• [OBJECTIVE]:
Tally the lines holding "date" and state only that figure.

• [DATA PROVIDED]:
--- begin ---

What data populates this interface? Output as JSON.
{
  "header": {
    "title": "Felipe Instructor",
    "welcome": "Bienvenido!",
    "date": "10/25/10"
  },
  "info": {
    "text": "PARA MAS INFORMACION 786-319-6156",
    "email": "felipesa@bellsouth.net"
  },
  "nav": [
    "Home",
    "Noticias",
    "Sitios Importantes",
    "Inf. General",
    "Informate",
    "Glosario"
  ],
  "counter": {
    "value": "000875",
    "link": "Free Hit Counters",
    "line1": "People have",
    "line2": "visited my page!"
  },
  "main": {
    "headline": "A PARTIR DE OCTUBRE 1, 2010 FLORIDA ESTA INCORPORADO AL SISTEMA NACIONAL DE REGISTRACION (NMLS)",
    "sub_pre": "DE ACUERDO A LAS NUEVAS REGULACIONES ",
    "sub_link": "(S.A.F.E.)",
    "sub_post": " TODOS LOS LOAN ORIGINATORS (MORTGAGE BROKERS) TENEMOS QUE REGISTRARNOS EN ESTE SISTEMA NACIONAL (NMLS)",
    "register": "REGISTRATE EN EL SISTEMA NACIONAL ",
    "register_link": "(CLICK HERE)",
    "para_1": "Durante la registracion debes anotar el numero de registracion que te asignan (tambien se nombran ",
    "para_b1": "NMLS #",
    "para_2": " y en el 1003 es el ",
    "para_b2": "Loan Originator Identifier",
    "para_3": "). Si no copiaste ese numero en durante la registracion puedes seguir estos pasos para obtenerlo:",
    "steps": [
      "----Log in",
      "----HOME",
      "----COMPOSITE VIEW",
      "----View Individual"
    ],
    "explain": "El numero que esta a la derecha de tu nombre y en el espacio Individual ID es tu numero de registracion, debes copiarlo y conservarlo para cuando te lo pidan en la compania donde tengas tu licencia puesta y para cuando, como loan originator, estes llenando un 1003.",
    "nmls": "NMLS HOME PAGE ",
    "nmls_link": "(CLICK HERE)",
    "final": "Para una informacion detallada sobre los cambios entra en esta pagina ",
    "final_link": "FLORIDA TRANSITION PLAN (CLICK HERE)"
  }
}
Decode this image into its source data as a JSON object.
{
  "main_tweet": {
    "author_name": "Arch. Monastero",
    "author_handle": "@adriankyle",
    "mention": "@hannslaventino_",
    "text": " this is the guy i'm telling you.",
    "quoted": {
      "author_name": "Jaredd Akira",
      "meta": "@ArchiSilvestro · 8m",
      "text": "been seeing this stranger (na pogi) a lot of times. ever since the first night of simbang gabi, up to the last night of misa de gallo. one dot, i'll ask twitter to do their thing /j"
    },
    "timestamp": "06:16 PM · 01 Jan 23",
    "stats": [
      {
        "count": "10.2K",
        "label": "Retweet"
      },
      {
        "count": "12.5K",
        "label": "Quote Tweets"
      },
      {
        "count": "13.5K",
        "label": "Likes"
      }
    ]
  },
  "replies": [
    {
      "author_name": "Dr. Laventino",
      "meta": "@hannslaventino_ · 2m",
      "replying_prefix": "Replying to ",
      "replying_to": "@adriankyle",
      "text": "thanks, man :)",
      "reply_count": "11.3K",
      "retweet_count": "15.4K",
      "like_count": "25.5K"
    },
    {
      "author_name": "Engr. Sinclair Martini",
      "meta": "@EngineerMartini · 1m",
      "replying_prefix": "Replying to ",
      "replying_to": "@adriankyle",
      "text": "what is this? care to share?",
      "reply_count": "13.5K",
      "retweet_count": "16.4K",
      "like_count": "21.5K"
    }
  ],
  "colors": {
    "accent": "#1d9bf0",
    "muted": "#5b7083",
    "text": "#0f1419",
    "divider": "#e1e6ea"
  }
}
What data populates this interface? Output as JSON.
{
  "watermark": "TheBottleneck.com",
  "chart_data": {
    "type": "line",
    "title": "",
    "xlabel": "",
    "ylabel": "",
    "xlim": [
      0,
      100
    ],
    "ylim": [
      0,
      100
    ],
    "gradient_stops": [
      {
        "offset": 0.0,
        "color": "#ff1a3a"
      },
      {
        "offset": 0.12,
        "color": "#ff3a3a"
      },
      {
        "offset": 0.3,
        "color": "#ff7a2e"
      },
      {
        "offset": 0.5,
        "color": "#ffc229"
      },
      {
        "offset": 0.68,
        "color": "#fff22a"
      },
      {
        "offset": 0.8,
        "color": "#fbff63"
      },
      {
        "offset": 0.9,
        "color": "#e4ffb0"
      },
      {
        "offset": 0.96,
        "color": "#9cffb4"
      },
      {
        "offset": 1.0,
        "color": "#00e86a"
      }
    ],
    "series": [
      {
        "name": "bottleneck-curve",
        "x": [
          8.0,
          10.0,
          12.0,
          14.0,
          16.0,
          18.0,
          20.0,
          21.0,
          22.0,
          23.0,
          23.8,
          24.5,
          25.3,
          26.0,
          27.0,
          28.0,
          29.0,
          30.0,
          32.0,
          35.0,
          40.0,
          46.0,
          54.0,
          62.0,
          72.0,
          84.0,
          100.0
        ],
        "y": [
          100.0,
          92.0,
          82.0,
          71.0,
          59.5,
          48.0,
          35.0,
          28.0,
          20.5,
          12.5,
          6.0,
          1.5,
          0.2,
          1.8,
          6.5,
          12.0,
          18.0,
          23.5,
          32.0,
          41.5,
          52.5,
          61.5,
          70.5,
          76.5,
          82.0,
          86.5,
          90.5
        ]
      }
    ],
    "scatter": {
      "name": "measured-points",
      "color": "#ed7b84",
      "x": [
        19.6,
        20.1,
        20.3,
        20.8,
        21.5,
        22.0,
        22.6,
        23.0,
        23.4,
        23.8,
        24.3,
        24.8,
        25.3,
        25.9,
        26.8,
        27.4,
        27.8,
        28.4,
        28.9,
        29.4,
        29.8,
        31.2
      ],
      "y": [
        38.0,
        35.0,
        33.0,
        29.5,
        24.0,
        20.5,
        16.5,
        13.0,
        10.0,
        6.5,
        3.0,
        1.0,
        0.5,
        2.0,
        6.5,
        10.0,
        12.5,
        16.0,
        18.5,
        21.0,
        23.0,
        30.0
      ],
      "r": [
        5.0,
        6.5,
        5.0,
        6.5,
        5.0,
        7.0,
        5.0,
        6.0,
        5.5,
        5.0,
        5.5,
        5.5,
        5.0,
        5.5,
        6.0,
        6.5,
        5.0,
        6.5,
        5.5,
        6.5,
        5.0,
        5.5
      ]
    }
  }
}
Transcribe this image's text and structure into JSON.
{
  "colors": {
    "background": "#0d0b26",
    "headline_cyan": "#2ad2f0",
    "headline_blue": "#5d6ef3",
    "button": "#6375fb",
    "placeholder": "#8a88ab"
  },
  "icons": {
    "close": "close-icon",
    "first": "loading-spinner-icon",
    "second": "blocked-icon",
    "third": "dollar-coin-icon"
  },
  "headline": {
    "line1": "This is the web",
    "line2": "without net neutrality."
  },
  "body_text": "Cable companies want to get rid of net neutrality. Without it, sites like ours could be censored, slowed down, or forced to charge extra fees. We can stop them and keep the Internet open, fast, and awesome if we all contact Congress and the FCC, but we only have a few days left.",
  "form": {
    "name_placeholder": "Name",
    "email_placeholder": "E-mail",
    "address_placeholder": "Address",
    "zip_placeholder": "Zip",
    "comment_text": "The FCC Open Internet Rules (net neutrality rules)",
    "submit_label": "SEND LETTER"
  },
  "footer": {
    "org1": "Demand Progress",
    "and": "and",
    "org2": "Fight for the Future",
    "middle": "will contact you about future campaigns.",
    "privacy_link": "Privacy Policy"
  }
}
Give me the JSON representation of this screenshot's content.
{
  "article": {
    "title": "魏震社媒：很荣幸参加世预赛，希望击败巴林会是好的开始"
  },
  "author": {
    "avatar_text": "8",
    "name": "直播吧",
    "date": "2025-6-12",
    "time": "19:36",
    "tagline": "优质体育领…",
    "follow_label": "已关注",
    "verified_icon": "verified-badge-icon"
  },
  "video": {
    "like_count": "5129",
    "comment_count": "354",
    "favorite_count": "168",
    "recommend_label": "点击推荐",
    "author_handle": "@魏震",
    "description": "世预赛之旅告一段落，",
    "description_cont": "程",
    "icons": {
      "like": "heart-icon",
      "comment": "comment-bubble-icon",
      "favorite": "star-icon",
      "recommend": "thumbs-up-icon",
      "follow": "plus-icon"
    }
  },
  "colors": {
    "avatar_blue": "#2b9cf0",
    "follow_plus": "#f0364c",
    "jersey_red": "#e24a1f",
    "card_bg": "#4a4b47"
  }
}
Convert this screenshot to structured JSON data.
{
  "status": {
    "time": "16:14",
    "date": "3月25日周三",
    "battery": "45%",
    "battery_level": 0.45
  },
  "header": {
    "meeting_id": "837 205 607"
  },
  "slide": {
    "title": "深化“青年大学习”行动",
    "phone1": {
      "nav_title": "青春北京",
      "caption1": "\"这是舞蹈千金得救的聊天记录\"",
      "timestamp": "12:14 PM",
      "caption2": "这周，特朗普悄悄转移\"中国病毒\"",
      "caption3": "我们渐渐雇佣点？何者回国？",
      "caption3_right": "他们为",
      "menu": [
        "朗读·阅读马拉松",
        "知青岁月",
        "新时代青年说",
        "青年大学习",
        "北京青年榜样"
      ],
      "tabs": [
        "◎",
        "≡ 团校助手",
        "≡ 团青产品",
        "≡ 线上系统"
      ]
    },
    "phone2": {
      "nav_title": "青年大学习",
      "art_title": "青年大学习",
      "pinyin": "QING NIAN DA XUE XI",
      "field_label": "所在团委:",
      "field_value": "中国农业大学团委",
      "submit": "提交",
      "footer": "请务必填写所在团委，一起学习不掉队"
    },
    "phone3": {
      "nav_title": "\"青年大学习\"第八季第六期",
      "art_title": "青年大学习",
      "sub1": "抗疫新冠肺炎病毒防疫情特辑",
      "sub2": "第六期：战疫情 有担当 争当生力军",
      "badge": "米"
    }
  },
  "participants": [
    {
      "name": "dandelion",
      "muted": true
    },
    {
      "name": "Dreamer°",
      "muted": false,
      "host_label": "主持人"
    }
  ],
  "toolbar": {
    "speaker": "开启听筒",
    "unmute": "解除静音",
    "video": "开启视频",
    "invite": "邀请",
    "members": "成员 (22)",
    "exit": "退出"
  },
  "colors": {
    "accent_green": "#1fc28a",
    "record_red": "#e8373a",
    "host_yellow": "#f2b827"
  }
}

--- end ---

• [EXERCISE RESULT]:
3